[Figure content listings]
____

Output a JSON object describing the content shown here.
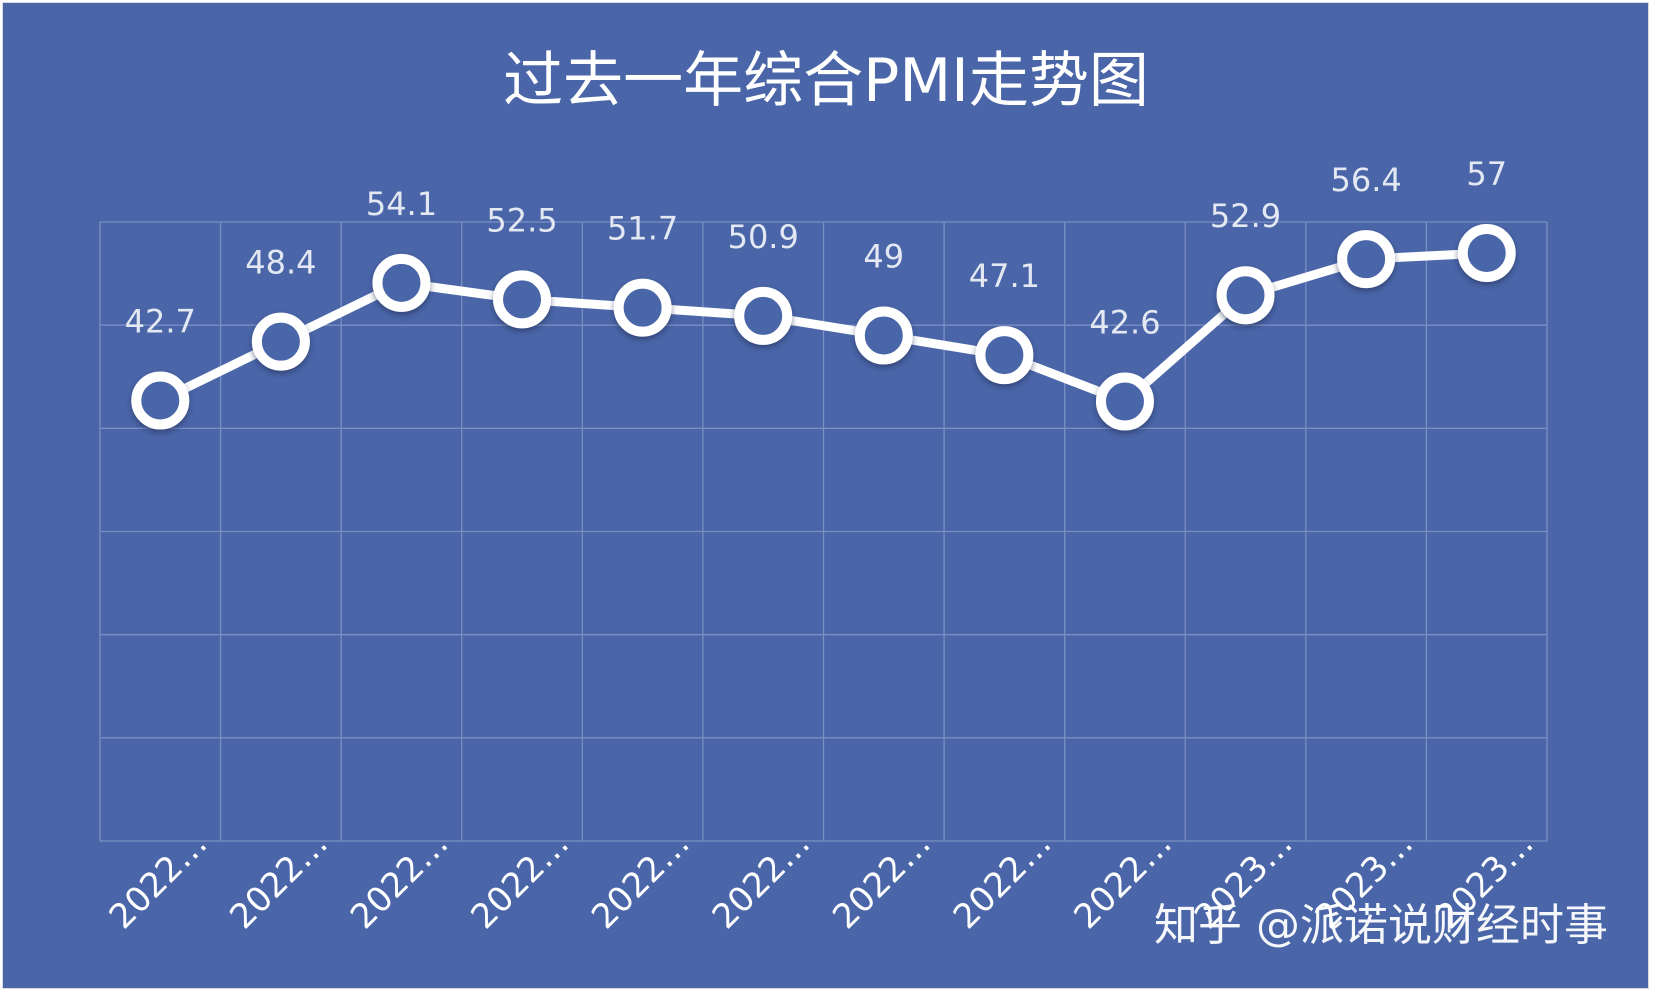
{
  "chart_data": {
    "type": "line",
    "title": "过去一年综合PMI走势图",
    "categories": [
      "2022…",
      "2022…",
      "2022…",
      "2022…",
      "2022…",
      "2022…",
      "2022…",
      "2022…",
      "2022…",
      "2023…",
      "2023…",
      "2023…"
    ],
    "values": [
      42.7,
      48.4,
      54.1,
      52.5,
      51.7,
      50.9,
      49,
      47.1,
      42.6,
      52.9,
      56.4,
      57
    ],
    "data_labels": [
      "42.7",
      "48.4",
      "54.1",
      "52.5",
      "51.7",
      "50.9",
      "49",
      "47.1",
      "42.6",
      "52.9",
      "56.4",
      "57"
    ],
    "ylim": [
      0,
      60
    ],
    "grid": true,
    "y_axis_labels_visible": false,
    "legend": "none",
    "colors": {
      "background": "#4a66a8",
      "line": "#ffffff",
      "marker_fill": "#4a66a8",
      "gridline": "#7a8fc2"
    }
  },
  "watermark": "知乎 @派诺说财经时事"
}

____

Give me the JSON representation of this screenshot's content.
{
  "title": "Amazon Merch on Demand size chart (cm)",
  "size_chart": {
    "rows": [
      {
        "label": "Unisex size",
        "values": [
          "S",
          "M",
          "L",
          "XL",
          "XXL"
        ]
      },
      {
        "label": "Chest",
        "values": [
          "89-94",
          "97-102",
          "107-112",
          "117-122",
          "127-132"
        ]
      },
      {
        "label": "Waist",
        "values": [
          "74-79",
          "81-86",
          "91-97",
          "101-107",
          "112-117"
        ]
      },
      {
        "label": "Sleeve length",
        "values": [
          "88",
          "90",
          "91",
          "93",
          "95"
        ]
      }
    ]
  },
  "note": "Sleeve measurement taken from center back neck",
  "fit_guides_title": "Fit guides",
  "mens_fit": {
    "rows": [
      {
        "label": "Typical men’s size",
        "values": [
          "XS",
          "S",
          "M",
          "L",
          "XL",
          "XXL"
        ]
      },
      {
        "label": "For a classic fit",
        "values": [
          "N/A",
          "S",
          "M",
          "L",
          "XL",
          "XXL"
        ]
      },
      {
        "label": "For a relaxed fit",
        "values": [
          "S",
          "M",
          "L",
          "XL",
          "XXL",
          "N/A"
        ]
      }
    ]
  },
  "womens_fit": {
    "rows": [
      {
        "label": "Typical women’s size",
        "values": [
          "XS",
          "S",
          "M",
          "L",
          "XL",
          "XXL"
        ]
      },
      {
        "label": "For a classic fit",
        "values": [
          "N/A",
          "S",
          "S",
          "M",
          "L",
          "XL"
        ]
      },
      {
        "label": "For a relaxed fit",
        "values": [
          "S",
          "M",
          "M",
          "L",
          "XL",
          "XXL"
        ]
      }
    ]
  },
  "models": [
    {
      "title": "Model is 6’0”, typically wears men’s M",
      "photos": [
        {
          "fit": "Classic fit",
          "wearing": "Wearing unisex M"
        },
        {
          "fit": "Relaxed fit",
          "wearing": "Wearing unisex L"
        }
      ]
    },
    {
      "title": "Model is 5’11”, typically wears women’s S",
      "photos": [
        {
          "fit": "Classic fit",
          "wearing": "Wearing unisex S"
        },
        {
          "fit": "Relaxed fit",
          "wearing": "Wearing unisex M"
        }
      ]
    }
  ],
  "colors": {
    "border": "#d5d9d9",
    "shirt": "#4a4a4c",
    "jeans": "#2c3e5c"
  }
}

____

* _Work to complete_:
Only the number is wanted: how many lines of the material above include the word "Sleeve"?

* _The reply_:
2